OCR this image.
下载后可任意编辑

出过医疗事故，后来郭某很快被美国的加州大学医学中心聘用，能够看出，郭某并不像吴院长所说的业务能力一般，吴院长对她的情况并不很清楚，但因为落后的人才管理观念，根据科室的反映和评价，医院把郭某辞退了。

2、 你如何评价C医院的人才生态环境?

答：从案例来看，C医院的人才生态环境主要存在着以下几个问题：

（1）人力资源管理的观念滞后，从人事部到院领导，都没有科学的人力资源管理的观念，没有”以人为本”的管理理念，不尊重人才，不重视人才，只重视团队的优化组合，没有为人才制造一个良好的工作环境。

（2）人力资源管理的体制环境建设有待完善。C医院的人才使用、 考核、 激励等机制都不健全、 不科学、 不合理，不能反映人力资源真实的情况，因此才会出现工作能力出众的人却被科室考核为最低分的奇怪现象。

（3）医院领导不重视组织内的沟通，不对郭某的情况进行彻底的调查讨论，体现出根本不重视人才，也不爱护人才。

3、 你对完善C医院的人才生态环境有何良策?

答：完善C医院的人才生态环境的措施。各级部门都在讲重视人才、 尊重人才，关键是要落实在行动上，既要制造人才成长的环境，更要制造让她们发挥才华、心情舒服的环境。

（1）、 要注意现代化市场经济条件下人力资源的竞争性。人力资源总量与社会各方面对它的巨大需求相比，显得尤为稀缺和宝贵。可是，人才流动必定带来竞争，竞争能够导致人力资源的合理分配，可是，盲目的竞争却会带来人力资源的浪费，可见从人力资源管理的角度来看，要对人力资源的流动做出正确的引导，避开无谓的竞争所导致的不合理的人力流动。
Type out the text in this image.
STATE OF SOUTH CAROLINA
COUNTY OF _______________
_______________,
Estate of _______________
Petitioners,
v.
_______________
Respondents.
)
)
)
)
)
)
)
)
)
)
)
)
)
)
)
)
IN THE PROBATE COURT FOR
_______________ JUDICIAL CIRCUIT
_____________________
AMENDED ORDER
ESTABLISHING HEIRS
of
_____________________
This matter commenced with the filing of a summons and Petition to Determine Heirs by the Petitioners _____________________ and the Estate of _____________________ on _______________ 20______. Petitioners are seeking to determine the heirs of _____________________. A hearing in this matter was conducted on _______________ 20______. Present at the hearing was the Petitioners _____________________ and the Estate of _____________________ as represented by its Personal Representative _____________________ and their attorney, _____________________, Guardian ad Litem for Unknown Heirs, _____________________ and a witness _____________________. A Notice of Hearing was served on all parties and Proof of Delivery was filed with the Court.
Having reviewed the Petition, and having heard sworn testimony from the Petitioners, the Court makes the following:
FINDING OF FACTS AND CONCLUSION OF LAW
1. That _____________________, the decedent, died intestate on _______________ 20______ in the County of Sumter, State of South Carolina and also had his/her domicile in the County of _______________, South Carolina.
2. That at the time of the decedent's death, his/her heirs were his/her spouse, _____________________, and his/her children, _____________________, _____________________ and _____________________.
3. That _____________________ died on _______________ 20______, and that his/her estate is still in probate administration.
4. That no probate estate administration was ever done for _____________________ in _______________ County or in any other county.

Your task:
Reproduce the listing above verbatim, from first line to last.

Completed task:
OCR this image.
下载后可任意编辑

出过医疗事故，后来郭某很快被美国的加州大学医学中心聘用，能够看出，郭某并不像吴院长所说的业务能力一般，吴院长对她的情况并不很清楚，但因为落后的人才管理观念，根据科室的反映和评价，医院把郭某辞退了。

2、 你如何评价C医院的人才生态环境?

答：从案例来看，C医院的人才生态环境主要存在着以下几个问题：

（1）人力资源管理的观念滞后，从人事部到院领导，都没有科学的人力资源管理的观念，没有”以人为本”的管理理念，不尊重人才，不重视人才，只重视团队的优化组合，没有为人才制造一个良好的工作环境。

（2）人力资源管理的体制环境建设有待完善。C医院的人才使用、 考核、 激励等机制都不健全、 不科学、 不合理，不能反映人力资源真实的情况，因此才会出现工作能力出众的人却被科室考核为最低分的奇怪现象。

（3）医院领导不重视组织内的沟通，不对郭某的情况进行彻底的调查讨论，体现出根本不重视人才，也不爱护人才。

3、 你对完善C医院的人才生态环境有何良策?

答：完善C医院的人才生态环境的措施。各级部门都在讲重视人才、 尊重人才，关键是要落实在行动上，既要制造人才成长的环境，更要制造让她们发挥才华、心情舒服的环境。

（1）、 要注意现代化市场经济条件下人力资源的竞争性。人力资源总量与社会各方面对它的巨大需求相比，显得尤为稀缺和宝贵。可是，人才流动必定带来竞争，竞争能够导致人力资源的合理分配，可是，盲目的竞争却会带来人力资源的浪费，可见从人力资源管理的角度来看，要对人力资源的流动做出正确的引导，避开无谓的竞争所导致的不合理的人力流动。
Type out the text in this image.
STATE OF SOUTH CAROLINA
COUNTY OF _______________
_______________,
Estate of _______________
Petitioners,
v.
_______________
Respondents.
)
)
)
)
)
)
)
)
)
)
)
)
)
)
)
)
IN THE PROBATE COURT FOR
_______________ JUDICIAL CIRCUIT
_____________________
AMENDED ORDER
ESTABLISHING HEIRS
of
_____________________
This matter commenced with the filing of a summons and Petition to Determine Heirs by the Petitioners _____________________ and the Estate of _____________________ on _______________ 20______. Petitioners are seeking to determine the heirs of _____________________. A hearing in this matter was conducted on _______________ 20______. Present at the hearing was the Petitioners _____________________ and the Estate of _____________________ as represented by its Personal Representative _____________________ and their attorney, _____________________, Guardian ad Litem for Unknown Heirs, _____________________ and a witness _____________________. A Notice of Hearing was served on all parties and Proof of Delivery was filed with the Court.
Having reviewed the Petition, and having heard sworn testimony from the Petitioners, the Court makes the following:
FINDING OF FACTS AND CONCLUSION OF LAW
1. That _____________________, the decedent, died intestate on _______________ 20______ in the County of Sumter, State of South Carolina and also had his/her domicile in the County of _______________, South Carolina.
2. That at the time of the decedent's death, his/her heirs were his/her spouse, _____________________, and his/her children, _____________________, _____________________ and _____________________.
3. That _____________________ died on _______________ 20______, and that his/her estate is still in probate administration.
4. That no probate estate administration was ever done for _____________________ in _______________ County or in any other county.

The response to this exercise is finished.